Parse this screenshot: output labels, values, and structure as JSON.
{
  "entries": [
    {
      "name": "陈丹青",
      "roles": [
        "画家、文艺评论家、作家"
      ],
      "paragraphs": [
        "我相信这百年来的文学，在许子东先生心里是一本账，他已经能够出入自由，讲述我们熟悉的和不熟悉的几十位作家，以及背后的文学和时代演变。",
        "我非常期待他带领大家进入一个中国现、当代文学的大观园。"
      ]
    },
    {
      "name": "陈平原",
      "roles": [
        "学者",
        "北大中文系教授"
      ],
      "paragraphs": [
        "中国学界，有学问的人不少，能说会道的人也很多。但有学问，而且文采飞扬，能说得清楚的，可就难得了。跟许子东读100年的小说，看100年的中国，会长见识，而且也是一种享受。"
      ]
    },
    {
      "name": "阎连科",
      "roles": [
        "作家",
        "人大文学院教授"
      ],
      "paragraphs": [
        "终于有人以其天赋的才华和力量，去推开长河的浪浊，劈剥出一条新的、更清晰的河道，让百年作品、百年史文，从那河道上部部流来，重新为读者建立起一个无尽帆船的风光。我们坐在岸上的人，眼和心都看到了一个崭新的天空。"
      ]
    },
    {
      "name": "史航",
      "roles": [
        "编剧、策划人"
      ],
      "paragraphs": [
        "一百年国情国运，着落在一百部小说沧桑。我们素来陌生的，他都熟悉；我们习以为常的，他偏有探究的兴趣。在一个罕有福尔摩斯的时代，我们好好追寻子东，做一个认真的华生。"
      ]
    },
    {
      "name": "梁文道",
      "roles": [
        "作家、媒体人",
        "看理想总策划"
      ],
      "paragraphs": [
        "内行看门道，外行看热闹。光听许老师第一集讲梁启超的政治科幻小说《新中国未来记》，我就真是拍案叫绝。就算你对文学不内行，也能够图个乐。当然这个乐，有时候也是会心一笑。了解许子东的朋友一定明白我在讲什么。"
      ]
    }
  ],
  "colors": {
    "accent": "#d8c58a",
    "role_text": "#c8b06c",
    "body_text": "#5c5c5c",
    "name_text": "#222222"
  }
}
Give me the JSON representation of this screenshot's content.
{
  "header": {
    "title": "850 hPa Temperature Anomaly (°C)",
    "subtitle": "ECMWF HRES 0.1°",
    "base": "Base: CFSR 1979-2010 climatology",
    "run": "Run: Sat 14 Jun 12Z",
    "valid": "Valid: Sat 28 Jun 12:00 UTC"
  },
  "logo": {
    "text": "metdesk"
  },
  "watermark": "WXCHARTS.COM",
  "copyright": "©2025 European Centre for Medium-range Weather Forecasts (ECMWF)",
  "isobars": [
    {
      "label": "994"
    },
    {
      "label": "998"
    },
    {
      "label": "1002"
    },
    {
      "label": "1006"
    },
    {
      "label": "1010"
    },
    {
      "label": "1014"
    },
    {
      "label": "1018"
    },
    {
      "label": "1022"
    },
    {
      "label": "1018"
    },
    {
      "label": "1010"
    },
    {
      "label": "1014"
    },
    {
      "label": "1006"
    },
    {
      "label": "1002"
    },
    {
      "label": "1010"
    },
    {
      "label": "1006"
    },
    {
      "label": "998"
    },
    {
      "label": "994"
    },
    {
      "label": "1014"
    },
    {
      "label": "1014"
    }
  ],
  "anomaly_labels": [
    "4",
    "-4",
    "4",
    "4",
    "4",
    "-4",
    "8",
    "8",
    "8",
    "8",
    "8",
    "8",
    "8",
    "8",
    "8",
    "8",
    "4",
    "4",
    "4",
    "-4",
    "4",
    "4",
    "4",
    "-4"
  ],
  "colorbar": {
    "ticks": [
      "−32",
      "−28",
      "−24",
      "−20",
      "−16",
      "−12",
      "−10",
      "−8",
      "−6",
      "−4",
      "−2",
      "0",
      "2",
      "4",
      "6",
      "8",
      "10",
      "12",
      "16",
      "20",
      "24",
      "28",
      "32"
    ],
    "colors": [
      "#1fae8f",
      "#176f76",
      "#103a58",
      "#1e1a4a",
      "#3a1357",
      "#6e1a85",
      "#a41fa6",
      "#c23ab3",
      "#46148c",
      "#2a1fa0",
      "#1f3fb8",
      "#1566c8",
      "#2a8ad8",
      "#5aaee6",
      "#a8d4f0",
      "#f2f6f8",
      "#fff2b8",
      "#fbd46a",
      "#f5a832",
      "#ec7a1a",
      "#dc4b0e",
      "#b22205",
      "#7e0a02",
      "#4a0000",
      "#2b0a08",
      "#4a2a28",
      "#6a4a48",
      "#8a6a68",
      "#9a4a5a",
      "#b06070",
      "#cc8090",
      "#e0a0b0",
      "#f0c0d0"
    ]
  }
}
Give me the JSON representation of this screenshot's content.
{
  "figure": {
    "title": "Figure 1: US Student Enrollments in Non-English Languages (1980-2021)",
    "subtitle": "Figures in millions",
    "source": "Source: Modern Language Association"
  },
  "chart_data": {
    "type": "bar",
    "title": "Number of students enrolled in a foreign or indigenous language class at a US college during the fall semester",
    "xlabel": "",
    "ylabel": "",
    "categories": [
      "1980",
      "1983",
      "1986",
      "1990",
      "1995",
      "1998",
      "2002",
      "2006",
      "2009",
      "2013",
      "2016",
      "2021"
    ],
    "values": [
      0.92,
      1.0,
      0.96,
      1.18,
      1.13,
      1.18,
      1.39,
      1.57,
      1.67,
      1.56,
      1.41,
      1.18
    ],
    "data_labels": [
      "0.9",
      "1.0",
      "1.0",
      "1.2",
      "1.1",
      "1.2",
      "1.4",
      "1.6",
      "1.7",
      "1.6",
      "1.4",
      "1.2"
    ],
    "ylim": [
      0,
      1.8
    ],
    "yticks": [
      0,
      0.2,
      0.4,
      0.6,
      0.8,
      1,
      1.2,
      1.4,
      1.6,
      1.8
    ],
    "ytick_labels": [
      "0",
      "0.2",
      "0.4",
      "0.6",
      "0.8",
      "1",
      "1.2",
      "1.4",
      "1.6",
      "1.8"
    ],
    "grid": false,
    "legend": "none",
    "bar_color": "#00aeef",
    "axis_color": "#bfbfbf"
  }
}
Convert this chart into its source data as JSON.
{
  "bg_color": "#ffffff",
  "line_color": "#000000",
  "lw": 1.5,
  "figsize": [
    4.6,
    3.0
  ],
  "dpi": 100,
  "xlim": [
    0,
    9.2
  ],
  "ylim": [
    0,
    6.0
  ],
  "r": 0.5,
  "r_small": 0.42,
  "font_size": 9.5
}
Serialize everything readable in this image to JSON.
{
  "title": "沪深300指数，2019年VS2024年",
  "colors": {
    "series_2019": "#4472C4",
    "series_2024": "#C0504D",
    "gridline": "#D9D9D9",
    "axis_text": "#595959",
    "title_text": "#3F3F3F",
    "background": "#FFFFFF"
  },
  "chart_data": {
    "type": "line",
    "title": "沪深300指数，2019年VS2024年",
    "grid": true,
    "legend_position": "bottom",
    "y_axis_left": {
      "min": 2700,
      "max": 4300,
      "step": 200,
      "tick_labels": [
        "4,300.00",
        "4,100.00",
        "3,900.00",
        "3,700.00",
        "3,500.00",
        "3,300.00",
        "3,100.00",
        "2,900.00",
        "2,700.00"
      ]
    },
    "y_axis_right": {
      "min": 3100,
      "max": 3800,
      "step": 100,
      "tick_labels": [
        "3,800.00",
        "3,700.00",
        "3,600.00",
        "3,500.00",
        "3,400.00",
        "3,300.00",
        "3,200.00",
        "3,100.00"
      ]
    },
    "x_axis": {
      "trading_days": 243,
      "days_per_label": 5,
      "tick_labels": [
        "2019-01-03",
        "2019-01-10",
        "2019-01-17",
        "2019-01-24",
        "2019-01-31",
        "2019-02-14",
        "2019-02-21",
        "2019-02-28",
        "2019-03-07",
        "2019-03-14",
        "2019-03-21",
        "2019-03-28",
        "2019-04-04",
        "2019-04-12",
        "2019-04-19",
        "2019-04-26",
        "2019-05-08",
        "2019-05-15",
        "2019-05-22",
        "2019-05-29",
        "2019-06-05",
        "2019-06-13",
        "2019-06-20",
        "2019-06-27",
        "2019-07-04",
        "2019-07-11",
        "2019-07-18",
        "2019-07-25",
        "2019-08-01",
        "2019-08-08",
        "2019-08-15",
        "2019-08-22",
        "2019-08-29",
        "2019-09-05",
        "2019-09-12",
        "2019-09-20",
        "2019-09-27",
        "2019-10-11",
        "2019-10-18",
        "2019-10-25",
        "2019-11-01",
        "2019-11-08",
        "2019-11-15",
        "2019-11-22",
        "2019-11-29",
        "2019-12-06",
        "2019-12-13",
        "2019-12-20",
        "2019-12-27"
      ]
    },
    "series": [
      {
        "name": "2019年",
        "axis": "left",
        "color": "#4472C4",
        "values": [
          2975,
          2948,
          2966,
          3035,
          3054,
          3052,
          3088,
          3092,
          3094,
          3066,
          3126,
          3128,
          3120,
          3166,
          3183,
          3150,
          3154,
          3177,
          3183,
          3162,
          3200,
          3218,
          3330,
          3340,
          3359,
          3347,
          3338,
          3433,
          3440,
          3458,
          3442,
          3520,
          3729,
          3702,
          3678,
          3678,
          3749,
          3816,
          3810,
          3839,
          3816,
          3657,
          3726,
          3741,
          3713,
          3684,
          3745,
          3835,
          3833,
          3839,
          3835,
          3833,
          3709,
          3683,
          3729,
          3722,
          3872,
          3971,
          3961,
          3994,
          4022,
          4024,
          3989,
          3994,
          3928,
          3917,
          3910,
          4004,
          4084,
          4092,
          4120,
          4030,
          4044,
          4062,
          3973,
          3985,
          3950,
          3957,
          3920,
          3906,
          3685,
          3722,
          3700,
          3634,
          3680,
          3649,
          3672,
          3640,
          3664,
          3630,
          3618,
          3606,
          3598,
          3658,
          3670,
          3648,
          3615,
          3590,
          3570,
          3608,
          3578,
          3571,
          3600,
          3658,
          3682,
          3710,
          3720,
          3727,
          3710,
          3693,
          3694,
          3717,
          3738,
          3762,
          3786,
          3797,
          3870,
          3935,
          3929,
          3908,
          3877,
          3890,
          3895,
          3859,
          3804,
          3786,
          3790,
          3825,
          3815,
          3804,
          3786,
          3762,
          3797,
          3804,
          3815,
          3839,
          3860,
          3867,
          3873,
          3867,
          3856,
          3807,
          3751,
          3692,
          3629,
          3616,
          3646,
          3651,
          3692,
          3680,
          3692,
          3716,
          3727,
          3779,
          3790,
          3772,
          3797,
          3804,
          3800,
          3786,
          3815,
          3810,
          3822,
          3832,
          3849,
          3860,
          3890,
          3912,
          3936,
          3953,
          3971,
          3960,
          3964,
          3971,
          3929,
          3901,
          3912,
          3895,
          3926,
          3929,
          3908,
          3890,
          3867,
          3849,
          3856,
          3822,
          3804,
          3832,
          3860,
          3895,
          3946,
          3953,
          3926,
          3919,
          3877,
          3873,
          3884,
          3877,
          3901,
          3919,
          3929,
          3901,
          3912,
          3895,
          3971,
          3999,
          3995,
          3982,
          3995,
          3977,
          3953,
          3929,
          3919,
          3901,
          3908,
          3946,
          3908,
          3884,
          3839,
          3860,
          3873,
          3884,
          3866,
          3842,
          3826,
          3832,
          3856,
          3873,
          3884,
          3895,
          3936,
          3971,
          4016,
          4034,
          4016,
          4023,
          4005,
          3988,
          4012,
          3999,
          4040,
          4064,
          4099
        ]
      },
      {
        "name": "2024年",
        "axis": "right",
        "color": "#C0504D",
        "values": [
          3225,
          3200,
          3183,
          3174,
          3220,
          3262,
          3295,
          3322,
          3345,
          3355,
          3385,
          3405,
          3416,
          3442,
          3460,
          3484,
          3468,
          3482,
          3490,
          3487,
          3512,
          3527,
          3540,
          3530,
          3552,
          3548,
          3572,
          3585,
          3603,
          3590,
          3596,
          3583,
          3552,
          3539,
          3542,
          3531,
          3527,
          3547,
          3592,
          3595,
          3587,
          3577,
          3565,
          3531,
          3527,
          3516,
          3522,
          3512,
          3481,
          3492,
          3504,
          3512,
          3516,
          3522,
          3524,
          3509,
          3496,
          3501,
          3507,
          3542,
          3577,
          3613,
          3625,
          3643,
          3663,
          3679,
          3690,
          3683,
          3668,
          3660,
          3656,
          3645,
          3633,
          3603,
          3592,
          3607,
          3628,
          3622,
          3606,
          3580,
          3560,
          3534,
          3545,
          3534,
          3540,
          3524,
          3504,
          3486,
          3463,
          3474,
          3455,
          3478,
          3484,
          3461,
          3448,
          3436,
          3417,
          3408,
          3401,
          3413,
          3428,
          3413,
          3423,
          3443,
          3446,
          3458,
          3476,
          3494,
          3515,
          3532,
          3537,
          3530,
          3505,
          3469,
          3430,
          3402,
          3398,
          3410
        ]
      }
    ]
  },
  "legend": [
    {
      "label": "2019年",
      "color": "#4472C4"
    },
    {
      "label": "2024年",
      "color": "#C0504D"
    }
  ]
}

⁂

▶ What the task requires
Pick out the lines containing the word "JSON" and show them.

▶ Result
Parse this screenshot: output labels, values, and structure as JSON.
Give me the JSON representation of this screenshot's content.
Give me the JSON representation of this screenshot's content.
Convert this chart into its source data as JSON.
Serialize everything readable in this image to JSON.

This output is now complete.